Source data:
>> start
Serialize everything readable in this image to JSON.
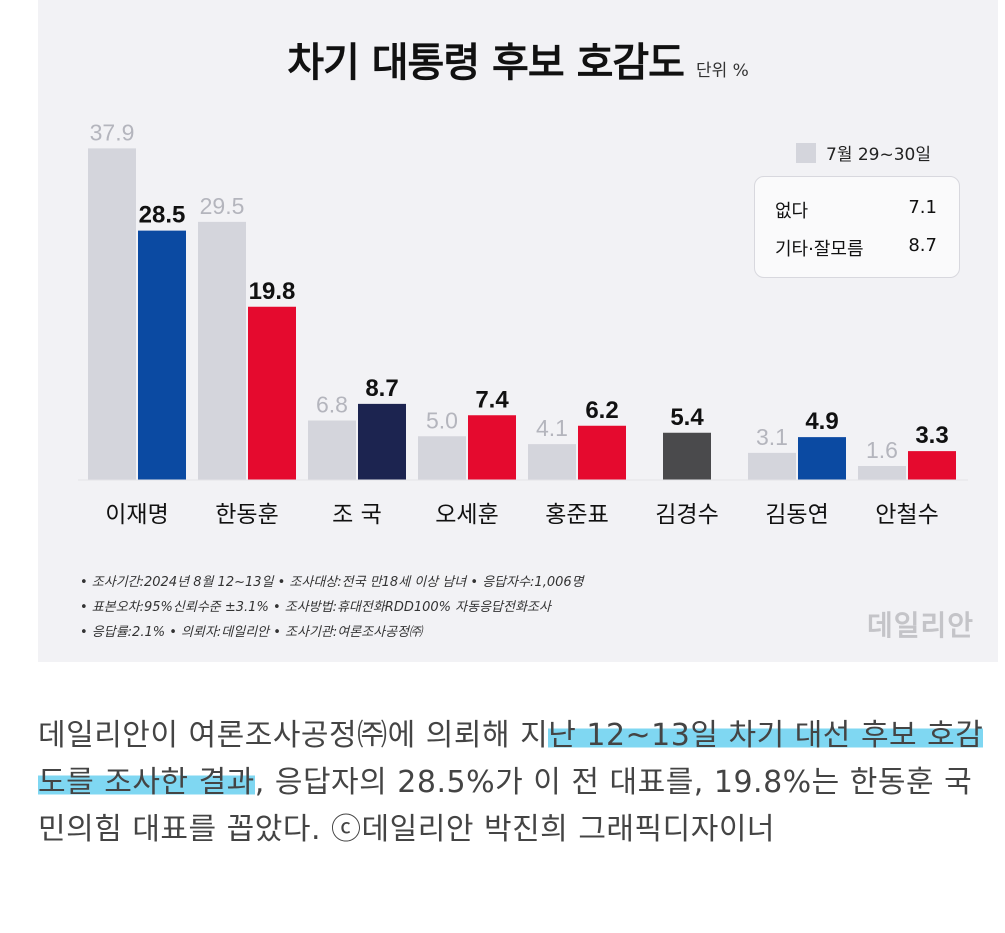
{
  "chart_data": {
    "type": "bar",
    "title": "차기 대통령 후보 호감도",
    "unit": "단위 %",
    "categories": [
      "이재명",
      "한동훈",
      "조 국",
      "오세훈",
      "홍준표",
      "김경수",
      "김동연",
      "안철수"
    ],
    "series": [
      {
        "name": "7월 29~30일",
        "values": [
          37.9,
          29.5,
          6.8,
          5.0,
          4.1,
          null,
          3.1,
          1.6
        ],
        "labels": [
          "37.9",
          "29.5",
          "6.8",
          "5.0",
          "4.1",
          "",
          "3.1",
          "1.6"
        ],
        "color": "#d4d5dc"
      },
      {
        "name": "",
        "values": [
          28.5,
          19.8,
          8.7,
          7.4,
          6.2,
          5.4,
          4.9,
          3.3
        ],
        "labels": [
          "28.5",
          "19.8",
          "8.7",
          "7.4",
          "6.2",
          "5.4",
          "4.9",
          "3.3"
        ],
        "colors": [
          "#0b4aa2",
          "#e50a2e",
          "#1c2450",
          "#e50a2e",
          "#e50a2e",
          "#4a4a4c",
          "#0b4aa2",
          "#e50a2e"
        ]
      }
    ],
    "ylim": [
      0,
      40
    ],
    "legend_placement": "top-right",
    "legend_extra": [
      {
        "label": "없다",
        "value": "7.1"
      },
      {
        "label": "기타·잘모름",
        "value": "8.7"
      }
    ],
    "grid": false
  },
  "notes": [
    "• 조사기간:2024년 8월 12~13일 • 조사대상:전국 만18세 이상 남녀 • 응답자수:1,006명",
    "• 표본오차:95%신뢰수준 ±3.1% • 조사방법:휴대전화RDD100% 자동응답전화조사",
    "• 응답률:2.1% • 의뢰자:데일리안 • 조사기관:여론조사공정㈜"
  ],
  "watermark": "데일리안",
  "caption": {
    "part1": "데일리안이 여론조사공정㈜에 의뢰해 지",
    "highlight": "난 12~13일 차기 대선 후보 호감도를 조사한 결과",
    "part2": ", 응답자의 28.5%가 이 전 대표를, 19.8%는 한동훈 국민의힘 대표를 꼽았다. ⓒ데일리안 박진희 그래픽디자이너"
  },
  "colors": {
    "previous": "#d4d5dc",
    "highlight": "#7fd7f2",
    "background": "#f2f2f5"
  }
}
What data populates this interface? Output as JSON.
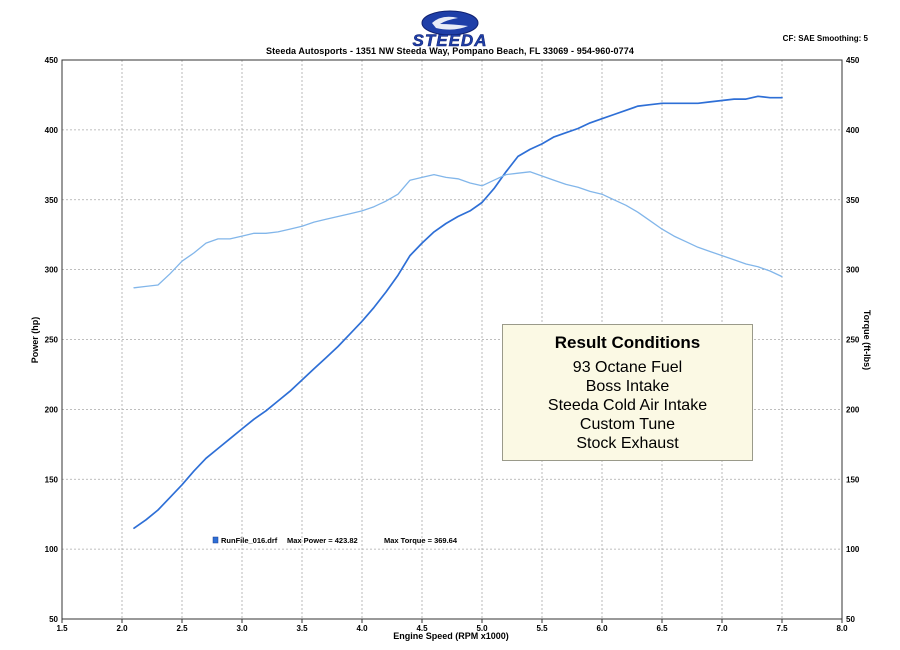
{
  "header": {
    "brand": "STEEDA",
    "address": "Steeda Autosports - 1351 NW Steeda Way, Pompano Beach, FL 33069 - 954-960-0774",
    "cf_label": "CF: SAE  Smoothing: 5"
  },
  "result_box": {
    "title": "Result Conditions",
    "lines": [
      "93 Octane Fuel",
      "Boss Intake",
      "Steeda Cold Air Intake",
      "Custom Tune",
      "Stock Exhaust"
    ]
  },
  "legend": {
    "file": "RunFile_016.drf",
    "max_power_label": "Max Power = 423.82",
    "max_torque_label": "Max Torque = 369.64"
  },
  "colors": {
    "power": "#2e6fd6",
    "torque": "#82b6ea",
    "grid": "#a9a9a9"
  },
  "chart_data": {
    "type": "line",
    "xlabel": "Engine Speed (RPM x1000)",
    "ylabel": "Power (hp)",
    "y2label": "Torque (ft-lbs)",
    "xlim": [
      1.5,
      8.0
    ],
    "ylim": [
      50,
      450
    ],
    "y2lim": [
      50,
      450
    ],
    "x_ticks": [
      "1.5",
      "2.0",
      "2.5",
      "3.0",
      "3.5",
      "4.0",
      "4.5",
      "5.0",
      "5.5",
      "6.0",
      "6.5",
      "7.0",
      "7.5",
      "8.0"
    ],
    "y_ticks": [
      "50",
      "100",
      "150",
      "200",
      "250",
      "300",
      "350",
      "400",
      "450"
    ],
    "grid": true,
    "series": [
      {
        "key": "power",
        "x": [
          2.1,
          2.2,
          2.3,
          2.4,
          2.5,
          2.6,
          2.7,
          2.8,
          2.9,
          3.0,
          3.1,
          3.2,
          3.3,
          3.4,
          3.5,
          3.6,
          3.7,
          3.8,
          3.9,
          4.0,
          4.1,
          4.2,
          4.3,
          4.4,
          4.5,
          4.6,
          4.7,
          4.8,
          4.9,
          5.0,
          5.1,
          5.2,
          5.3,
          5.4,
          5.5,
          5.6,
          5.7,
          5.8,
          5.9,
          6.0,
          6.1,
          6.2,
          6.3,
          6.4,
          6.5,
          6.6,
          6.7,
          6.8,
          6.9,
          7.0,
          7.1,
          7.2,
          7.3,
          7.4,
          7.5
        ],
        "values": [
          115,
          121,
          128,
          137,
          146,
          156,
          165,
          172,
          179,
          186,
          193,
          199,
          206,
          213,
          221,
          229,
          237,
          245,
          254,
          263,
          273,
          284,
          296,
          310,
          319,
          327,
          333,
          338,
          342,
          348,
          358,
          370,
          381,
          386,
          390,
          395,
          398,
          401,
          405,
          408,
          411,
          414,
          417,
          418,
          419,
          419,
          419,
          419,
          420,
          421,
          422,
          422,
          424,
          423,
          423
        ]
      },
      {
        "key": "torque",
        "x": [
          2.1,
          2.2,
          2.3,
          2.4,
          2.5,
          2.6,
          2.7,
          2.8,
          2.9,
          3.0,
          3.1,
          3.2,
          3.3,
          3.4,
          3.5,
          3.6,
          3.7,
          3.8,
          3.9,
          4.0,
          4.1,
          4.2,
          4.3,
          4.4,
          4.5,
          4.6,
          4.7,
          4.8,
          4.9,
          5.0,
          5.1,
          5.2,
          5.3,
          5.4,
          5.5,
          5.6,
          5.7,
          5.8,
          5.9,
          6.0,
          6.1,
          6.2,
          6.3,
          6.4,
          6.5,
          6.6,
          6.7,
          6.8,
          6.9,
          7.0,
          7.1,
          7.2,
          7.3,
          7.4,
          7.5
        ],
        "values": [
          287,
          288,
          289,
          297,
          306,
          312,
          319,
          322,
          322,
          324,
          326,
          326,
          327,
          329,
          331,
          334,
          336,
          338,
          340,
          342,
          345,
          349,
          354,
          364,
          366,
          368,
          366,
          365,
          362,
          360,
          364,
          368,
          369,
          370,
          367,
          364,
          361,
          359,
          356,
          354,
          350,
          346,
          341,
          335,
          329,
          324,
          320,
          316,
          313,
          310,
          307,
          304,
          302,
          299,
          295
        ]
      }
    ]
  }
}
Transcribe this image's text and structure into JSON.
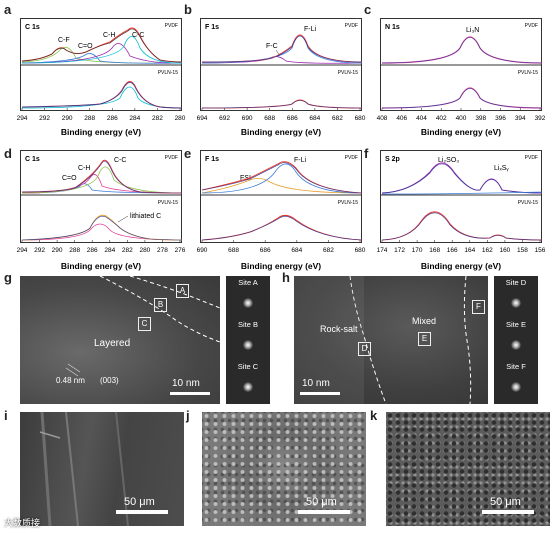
{
  "panels": {
    "a": {
      "label": "a",
      "sample_top": "PVDF",
      "sample_bottom": "PVLN-15",
      "title": "C 1s",
      "peaks": [
        "C-F",
        "C=O",
        "C-H",
        "C-C"
      ],
      "xticks": [
        "294",
        "292",
        "290",
        "288",
        "286",
        "284",
        "282",
        "280"
      ],
      "xlabel": "Binding energy (eV)"
    },
    "b": {
      "label": "b",
      "sample_top": "PVDF",
      "sample_bottom": "PVLN-15",
      "title": "F 1s",
      "peaks": [
        "F-Li",
        "F-C"
      ],
      "xticks": [
        "694",
        "692",
        "690",
        "688",
        "686",
        "684",
        "682",
        "680"
      ],
      "xlabel": "Binding energy (eV)"
    },
    "c": {
      "label": "c",
      "sample_top": "PVDF",
      "sample_bottom": "PVLN-15",
      "title": "N 1s",
      "peaks": [
        "Li₃N"
      ],
      "xticks": [
        "408",
        "406",
        "404",
        "402",
        "400",
        "398",
        "396",
        "394",
        "392"
      ],
      "xlabel": "Binding energy (eV)"
    },
    "d": {
      "label": "d",
      "sample_top": "PVDF",
      "sample_bottom": "PVLN-15",
      "title": "C 1s",
      "peaks": [
        "C=O",
        "C-H",
        "C-C",
        "lithiated C"
      ],
      "xticks": [
        "294",
        "292",
        "290",
        "288",
        "286",
        "284",
        "282",
        "280",
        "278",
        "276"
      ],
      "xlabel": "Binding energy (eV)"
    },
    "e": {
      "label": "e",
      "sample_top": "PVDF",
      "sample_bottom": "PVLN-15",
      "title": "F 1s",
      "peaks": [
        "FSI",
        "F-Li"
      ],
      "xticks": [
        "690",
        "688",
        "686",
        "684",
        "682",
        "680"
      ],
      "xlabel": "Binding energy (eV)"
    },
    "f": {
      "label": "f",
      "sample_top": "PVDF",
      "sample_bottom": "PVLN-15",
      "title": "S 2p",
      "peaks": [
        "Li₂SO₃",
        "LiₓSᵧ"
      ],
      "xticks": [
        "174",
        "172",
        "170",
        "168",
        "166",
        "164",
        "162",
        "160",
        "158",
        "156"
      ],
      "xlabel": "Binding energy (eV)"
    },
    "g": {
      "label": "g",
      "markers": [
        "A",
        "B",
        "C"
      ],
      "region": "Layered",
      "spacing": "0.48 nm",
      "plane": "(003)",
      "scale": "10 nm",
      "sites": [
        "Site A",
        "Site B",
        "Site C"
      ]
    },
    "h": {
      "label": "h",
      "markers": [
        "D",
        "E",
        "F"
      ],
      "region_left": "Rock-salt",
      "region_right": "Mixed",
      "scale": "10 nm",
      "sites": [
        "Site D",
        "Site E",
        "Site F"
      ]
    },
    "i": {
      "label": "i",
      "scale": "50 μm"
    },
    "j": {
      "label": "j",
      "scale": "50 μm"
    },
    "k": {
      "label": "k",
      "scale": "50 μm"
    }
  },
  "watermark": "大数质接"
}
>> end
Your instructions:
How many lines in the records hold the string "highlight"? Reply with the number alone.

Correct output:
2